*TASK INSTRUCTIONS*. Return every line below in which "Herzbergova" appears.

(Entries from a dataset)
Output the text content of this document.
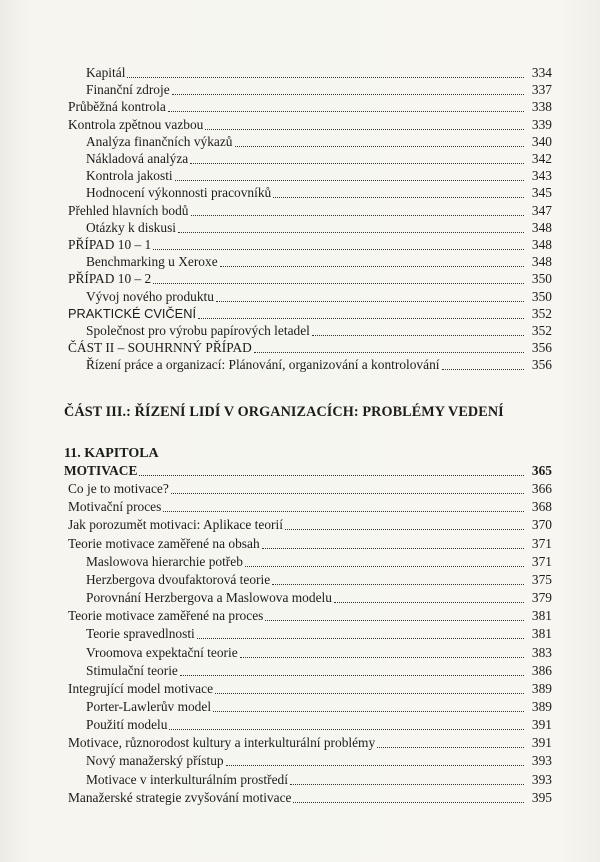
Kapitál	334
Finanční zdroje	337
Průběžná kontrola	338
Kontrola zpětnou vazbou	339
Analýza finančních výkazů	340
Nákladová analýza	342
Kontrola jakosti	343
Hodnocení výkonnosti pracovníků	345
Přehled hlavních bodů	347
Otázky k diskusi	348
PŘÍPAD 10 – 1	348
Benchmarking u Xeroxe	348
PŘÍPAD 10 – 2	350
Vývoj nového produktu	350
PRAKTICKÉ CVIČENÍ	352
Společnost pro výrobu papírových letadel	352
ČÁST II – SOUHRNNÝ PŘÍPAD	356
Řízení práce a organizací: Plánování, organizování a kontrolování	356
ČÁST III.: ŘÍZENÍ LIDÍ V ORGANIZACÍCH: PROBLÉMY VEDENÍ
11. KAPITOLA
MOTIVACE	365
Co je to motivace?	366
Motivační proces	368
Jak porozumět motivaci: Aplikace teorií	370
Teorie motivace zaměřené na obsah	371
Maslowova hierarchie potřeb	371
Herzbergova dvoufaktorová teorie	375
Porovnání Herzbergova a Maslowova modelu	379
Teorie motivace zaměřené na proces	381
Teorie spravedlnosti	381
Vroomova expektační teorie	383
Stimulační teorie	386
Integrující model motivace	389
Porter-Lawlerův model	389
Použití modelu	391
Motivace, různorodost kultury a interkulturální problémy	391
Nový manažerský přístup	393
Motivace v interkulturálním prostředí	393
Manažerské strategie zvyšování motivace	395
* * *
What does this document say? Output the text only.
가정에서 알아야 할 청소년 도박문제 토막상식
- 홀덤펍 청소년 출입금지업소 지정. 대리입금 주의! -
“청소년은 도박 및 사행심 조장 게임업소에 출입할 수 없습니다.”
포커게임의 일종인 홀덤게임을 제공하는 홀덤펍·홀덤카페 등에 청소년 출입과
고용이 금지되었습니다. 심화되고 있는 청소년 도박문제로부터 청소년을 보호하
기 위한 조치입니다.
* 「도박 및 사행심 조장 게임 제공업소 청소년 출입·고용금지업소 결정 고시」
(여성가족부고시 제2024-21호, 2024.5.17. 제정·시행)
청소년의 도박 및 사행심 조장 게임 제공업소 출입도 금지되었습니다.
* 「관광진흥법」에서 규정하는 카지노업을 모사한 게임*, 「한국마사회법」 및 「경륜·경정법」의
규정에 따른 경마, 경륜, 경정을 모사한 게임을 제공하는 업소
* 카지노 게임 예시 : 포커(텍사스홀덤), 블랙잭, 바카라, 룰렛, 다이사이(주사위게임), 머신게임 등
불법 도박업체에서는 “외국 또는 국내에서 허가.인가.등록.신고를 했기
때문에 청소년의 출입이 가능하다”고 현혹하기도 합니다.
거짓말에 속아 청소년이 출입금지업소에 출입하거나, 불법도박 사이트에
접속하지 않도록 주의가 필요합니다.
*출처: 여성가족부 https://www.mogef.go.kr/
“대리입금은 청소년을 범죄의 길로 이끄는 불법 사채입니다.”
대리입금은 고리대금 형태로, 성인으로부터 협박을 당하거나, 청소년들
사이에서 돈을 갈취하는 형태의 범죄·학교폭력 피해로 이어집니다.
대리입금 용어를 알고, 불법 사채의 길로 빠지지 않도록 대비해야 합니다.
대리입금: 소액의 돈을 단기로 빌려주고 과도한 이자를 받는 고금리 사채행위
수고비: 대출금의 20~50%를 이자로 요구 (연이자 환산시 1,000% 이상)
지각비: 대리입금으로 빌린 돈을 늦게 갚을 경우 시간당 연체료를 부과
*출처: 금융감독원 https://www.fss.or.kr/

*SOLUTION*.
Herzbergova dvoufaktorová teorie	375
Porovnání Herzbergova a Maslowova modelu	379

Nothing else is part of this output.